Brief: Single out each line with the word "affect" and copy it.

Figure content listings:
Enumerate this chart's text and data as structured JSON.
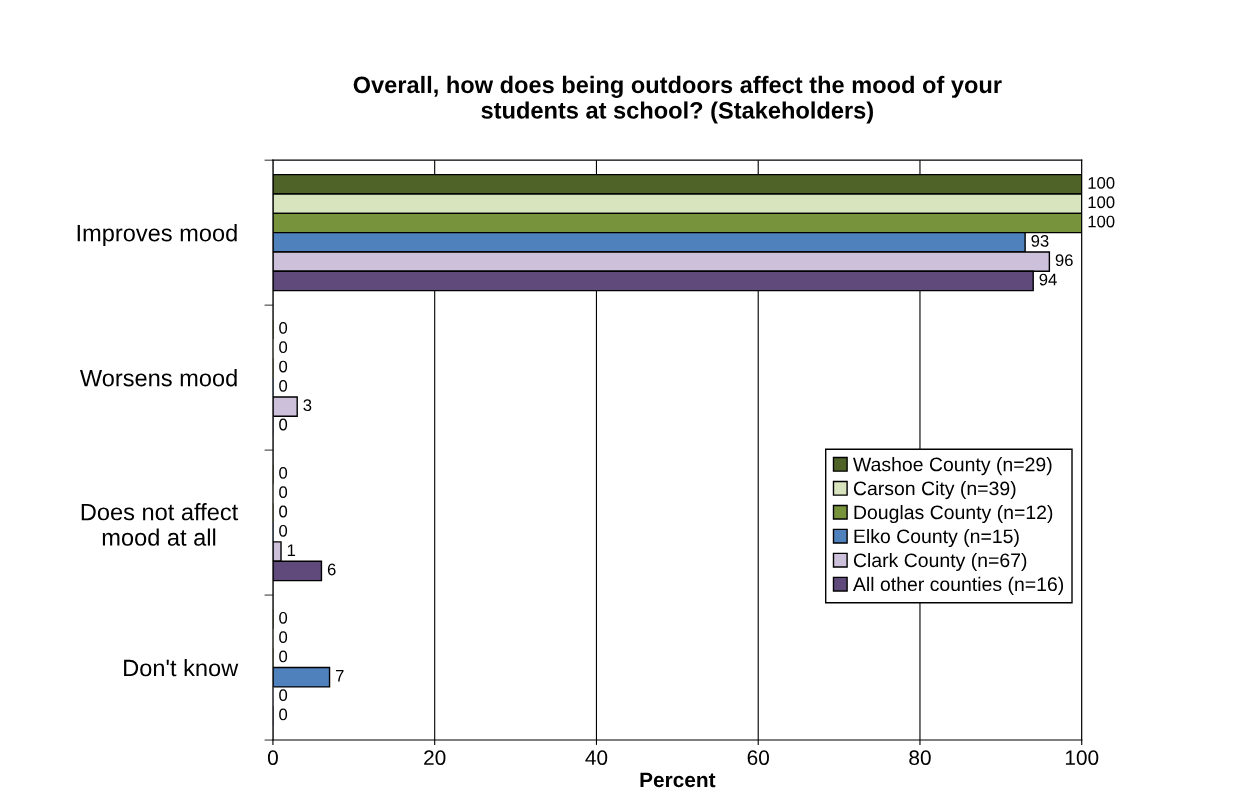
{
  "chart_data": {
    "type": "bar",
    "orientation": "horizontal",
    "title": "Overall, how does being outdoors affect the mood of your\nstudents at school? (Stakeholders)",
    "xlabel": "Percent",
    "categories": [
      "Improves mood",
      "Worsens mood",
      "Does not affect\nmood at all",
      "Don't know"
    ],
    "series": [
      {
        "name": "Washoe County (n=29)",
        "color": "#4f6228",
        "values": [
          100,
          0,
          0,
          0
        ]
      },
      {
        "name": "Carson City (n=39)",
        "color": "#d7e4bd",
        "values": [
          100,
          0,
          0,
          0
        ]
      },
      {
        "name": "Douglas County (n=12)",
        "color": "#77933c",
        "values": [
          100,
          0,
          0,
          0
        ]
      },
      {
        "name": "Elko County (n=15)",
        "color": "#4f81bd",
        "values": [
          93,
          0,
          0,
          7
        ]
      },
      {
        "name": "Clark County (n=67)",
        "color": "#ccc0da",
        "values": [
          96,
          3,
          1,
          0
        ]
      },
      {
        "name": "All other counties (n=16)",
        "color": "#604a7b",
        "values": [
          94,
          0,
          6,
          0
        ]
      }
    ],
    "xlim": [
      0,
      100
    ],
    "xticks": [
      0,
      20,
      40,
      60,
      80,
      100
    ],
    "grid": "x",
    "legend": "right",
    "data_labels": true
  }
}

==

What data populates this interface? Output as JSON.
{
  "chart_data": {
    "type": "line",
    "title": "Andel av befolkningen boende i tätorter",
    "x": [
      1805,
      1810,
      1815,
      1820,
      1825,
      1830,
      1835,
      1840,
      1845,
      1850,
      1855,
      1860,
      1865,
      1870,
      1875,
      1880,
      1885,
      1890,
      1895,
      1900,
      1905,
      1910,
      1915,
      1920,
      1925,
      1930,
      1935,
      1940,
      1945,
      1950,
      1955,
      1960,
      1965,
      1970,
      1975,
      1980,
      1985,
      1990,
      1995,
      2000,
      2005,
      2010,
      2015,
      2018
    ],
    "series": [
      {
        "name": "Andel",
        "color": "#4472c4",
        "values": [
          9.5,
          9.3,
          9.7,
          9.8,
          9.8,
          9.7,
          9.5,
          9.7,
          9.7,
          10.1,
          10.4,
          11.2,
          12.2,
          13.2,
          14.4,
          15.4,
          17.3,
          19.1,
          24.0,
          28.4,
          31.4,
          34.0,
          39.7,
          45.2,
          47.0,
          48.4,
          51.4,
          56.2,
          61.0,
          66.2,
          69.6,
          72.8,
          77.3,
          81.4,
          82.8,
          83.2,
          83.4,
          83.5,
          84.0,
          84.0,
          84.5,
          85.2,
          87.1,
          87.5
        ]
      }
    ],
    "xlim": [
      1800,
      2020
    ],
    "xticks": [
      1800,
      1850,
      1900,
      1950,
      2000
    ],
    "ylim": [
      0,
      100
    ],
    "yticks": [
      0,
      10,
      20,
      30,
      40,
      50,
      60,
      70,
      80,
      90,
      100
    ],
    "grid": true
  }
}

Exercise result:
    "title": "Overall, how does being outdoors affect the mood of your\nstudents at school? (Stakeholders)",
      "Does not affect\nmood at all",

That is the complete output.